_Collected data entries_
[Start]
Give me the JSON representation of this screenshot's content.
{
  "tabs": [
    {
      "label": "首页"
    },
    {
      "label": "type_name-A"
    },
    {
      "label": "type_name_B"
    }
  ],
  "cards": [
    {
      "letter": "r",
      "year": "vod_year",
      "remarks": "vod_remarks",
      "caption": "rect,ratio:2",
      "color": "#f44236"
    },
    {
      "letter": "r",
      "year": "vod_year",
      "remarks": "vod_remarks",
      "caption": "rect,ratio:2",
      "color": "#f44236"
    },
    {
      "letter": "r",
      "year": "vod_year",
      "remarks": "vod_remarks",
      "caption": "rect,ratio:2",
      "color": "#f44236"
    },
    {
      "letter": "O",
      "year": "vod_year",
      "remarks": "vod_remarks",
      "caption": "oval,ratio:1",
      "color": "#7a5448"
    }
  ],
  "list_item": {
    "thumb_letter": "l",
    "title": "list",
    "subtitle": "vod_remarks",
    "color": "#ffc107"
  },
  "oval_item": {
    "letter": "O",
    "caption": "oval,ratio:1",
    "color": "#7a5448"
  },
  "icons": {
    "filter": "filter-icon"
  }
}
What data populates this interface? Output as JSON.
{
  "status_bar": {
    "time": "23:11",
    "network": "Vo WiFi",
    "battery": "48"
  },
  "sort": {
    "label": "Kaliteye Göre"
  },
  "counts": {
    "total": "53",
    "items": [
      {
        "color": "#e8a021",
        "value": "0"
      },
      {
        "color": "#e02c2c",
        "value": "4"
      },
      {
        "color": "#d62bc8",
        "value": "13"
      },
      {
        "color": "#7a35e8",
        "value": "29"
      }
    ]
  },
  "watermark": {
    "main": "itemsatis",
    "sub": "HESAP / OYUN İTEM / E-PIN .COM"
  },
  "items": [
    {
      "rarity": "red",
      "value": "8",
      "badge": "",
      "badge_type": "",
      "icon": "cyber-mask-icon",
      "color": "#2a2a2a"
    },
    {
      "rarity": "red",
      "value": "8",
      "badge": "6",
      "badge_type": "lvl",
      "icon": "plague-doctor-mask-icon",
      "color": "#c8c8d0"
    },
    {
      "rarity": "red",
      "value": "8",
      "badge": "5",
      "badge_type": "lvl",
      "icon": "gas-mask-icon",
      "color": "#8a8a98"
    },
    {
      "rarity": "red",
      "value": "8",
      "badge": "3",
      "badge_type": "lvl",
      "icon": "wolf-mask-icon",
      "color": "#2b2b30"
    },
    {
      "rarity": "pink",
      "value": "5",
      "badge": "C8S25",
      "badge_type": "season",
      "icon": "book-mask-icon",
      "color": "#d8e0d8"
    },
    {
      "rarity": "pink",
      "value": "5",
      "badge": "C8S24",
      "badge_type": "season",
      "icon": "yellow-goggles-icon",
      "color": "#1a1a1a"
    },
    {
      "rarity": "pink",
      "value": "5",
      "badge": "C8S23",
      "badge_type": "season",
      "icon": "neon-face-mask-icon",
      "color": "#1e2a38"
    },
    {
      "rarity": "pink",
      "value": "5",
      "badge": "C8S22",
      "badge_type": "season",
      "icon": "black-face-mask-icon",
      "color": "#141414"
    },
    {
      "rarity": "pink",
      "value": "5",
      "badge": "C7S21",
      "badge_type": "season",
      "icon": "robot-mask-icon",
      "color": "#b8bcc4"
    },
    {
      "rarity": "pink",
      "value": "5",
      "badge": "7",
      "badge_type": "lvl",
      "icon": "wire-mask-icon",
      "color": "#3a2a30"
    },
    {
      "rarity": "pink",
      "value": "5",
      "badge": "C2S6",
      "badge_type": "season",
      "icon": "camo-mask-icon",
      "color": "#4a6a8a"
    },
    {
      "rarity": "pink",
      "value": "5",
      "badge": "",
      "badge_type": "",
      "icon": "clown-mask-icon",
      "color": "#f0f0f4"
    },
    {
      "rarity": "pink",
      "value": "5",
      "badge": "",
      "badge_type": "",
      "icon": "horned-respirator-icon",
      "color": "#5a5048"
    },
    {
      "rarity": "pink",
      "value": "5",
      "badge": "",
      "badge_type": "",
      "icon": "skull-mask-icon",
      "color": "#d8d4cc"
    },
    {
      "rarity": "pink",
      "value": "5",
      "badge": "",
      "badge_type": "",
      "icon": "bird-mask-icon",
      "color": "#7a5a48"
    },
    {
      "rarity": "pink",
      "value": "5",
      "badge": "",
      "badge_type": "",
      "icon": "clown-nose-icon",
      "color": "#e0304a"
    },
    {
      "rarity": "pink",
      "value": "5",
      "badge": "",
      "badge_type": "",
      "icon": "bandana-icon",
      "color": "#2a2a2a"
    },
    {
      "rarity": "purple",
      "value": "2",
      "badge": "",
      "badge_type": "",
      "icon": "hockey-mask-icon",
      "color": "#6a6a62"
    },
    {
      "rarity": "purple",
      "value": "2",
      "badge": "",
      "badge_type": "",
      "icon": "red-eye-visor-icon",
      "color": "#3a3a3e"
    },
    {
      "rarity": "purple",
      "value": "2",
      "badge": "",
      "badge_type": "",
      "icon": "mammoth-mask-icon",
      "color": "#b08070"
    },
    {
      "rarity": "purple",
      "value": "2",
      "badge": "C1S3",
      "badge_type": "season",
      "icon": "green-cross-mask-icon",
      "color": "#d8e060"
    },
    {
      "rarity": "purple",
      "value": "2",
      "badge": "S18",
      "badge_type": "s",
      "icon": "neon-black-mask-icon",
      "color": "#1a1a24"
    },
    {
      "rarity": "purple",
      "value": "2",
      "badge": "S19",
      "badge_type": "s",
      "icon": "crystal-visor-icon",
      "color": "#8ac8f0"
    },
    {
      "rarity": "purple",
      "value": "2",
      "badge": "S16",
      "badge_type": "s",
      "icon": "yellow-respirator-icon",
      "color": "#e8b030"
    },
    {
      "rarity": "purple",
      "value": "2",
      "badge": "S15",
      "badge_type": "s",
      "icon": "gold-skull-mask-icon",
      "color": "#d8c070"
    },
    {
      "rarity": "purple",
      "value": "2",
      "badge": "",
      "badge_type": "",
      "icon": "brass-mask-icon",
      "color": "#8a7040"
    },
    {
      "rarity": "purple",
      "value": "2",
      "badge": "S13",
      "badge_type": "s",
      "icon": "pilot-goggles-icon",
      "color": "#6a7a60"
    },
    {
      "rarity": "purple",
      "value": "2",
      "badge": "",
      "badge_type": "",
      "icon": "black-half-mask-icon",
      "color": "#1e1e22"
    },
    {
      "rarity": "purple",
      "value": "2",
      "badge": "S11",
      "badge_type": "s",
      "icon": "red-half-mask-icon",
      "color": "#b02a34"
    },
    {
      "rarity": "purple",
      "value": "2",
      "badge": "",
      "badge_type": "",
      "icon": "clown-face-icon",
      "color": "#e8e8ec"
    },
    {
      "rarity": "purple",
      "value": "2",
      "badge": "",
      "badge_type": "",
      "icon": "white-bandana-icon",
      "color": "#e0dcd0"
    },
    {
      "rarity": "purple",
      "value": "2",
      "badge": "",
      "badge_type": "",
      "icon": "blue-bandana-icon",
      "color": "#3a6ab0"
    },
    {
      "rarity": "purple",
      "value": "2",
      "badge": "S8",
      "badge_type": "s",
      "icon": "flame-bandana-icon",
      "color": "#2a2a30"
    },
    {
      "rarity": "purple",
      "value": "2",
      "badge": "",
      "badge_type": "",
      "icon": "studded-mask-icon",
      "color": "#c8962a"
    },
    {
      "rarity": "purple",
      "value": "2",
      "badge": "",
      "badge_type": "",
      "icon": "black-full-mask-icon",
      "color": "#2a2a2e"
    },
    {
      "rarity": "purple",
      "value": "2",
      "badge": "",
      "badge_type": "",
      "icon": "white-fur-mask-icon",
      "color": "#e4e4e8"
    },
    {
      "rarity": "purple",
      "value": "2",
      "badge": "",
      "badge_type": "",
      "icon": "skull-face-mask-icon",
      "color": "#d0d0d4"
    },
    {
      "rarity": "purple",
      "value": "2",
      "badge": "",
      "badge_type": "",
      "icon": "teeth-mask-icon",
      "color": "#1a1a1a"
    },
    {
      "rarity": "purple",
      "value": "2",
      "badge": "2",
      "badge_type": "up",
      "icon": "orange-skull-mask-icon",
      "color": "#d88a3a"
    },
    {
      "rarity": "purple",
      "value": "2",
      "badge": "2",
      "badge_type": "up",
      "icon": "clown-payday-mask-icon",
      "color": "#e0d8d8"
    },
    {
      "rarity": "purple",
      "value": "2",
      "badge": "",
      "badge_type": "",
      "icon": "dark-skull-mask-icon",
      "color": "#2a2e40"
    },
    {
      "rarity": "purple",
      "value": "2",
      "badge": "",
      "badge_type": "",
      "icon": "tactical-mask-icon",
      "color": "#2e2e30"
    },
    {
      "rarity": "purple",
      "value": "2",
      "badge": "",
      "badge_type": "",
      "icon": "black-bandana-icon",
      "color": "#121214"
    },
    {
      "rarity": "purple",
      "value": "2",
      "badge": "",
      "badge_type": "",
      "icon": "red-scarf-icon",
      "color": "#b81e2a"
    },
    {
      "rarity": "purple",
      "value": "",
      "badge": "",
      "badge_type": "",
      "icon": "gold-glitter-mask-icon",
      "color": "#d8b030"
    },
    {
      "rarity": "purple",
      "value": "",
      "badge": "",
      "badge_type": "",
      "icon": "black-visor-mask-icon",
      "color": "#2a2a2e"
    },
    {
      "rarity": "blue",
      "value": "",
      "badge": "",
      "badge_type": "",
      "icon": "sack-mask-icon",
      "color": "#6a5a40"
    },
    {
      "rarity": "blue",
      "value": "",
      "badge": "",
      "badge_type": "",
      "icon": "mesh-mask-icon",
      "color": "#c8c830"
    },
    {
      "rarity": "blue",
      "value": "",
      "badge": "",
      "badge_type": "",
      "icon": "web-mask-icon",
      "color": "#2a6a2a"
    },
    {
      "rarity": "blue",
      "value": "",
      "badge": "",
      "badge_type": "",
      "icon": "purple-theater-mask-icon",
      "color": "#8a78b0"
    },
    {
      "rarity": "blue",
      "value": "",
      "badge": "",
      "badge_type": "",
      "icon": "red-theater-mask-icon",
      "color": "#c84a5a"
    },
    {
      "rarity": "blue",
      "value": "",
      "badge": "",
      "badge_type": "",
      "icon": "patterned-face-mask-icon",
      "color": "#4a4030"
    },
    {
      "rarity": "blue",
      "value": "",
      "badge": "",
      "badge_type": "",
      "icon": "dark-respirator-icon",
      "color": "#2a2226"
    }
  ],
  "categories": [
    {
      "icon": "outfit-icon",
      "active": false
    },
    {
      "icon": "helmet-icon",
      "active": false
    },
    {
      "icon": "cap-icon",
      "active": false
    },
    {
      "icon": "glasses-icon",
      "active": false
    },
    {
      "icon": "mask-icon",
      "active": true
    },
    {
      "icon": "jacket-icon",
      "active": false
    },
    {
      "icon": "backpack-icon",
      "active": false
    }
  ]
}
[End]
_TASK DESCRIPTION_
Copy all lines above containing the string "goggles".

_THE ANSWER_
      "icon": "yellow-goggles-icon",
      "icon": "pilot-goggles-icon",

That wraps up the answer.